Good API route candidates:
- AI chat completions for the AI Chat App Template;
- checkout or subscription webhooks for ecommerce apps;
- admin-only moderation actions for social networks;
- server-generated upload tokens for media-heavy apps;
- notification fanout triggers;
- configuration endpoints for app experiments.
API routes are especially useful when the product team wants one repo and one deployment workflow for the first version of the backend.
Deployment Notes
EAS Hosting is the natural deployment path for Expo Router API routes. Before deploying, verify:
- environment variables are configured for production;
- secrets are not committed to the repo;
- route handlers return proper status codes;
- large tasks are moved out of request/response handlers;
- logs do not contain access tokens, user secrets, or payment payloads;
- mobile builds point to the production API base URL.
For local testing, keep simple curl checks for each endpoint:
curl http://localhost:8081/api/health
Then add app-level tests for the screens that call those endpoints.
Practical Limits
API routes are backend code, but they are not a complete backend platform by themselves.
Plan early for:
- auth verification;
- database choice;
- request logging;
- error monitoring;
- rate limits;
- retries for third-party APIs;
- background work queues when tasks outgrow a single request.
That planning keeps your Expo backend from turning into a pile of unrelated handlers.

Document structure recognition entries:
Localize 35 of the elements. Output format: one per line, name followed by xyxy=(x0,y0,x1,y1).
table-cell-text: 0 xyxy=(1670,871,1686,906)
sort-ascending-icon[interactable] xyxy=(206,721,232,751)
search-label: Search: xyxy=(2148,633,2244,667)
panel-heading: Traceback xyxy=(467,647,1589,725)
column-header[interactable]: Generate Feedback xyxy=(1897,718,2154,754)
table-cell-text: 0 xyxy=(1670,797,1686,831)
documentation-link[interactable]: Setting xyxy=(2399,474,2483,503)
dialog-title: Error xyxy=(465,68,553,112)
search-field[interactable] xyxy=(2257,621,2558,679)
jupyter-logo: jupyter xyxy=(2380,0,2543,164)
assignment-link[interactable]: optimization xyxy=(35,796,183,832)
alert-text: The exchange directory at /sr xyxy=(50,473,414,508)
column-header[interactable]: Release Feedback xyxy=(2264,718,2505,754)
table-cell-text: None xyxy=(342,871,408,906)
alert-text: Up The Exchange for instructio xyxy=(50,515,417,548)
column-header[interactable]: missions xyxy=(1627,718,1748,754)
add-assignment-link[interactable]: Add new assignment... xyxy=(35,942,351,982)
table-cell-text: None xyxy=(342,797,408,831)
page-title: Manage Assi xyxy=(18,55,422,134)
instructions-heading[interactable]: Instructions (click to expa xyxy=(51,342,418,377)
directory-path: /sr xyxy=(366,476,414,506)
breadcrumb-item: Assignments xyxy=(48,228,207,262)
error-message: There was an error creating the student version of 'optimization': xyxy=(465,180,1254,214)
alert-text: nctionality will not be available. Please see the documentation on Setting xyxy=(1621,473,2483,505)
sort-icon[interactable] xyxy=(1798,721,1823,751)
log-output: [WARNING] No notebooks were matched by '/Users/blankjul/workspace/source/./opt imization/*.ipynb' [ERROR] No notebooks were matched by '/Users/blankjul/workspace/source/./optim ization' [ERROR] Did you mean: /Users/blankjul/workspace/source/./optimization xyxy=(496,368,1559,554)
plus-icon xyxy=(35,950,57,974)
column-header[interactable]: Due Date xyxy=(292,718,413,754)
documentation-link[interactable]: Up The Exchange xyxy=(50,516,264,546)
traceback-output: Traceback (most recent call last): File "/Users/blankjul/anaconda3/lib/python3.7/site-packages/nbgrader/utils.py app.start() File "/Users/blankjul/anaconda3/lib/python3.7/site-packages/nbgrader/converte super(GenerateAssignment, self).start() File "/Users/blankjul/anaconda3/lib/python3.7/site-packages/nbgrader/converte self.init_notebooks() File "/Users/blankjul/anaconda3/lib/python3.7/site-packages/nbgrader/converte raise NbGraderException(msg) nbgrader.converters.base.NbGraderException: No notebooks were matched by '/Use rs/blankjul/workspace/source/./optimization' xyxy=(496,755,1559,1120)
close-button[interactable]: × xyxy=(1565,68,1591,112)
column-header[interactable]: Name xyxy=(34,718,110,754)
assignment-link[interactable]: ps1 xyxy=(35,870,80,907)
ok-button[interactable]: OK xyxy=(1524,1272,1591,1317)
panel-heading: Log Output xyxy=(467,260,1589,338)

**EXERCISE OBJECTIVE**
Using the text on Expo Router API routes, decide whether each statement agrees with it: (a) EAS Hosting is named as the natural deployment path for Expo Router API routes; (b) API routes are described as a complete backend platform on their own; (c) large tasks should be placed inside request/response handlers. Answer yes or no for each, quoting the deciding words. The entries have nothing to do with the text.

**EXERCISE OUTPUT**
(a) Yes: "EAS Hosting is the natural deployment path for Expo Router API routes."
(b) No: "API routes are backend code, but they are not a complete backend platform by themselves."
(c) No: "large tasks are moved out of request/response handlers"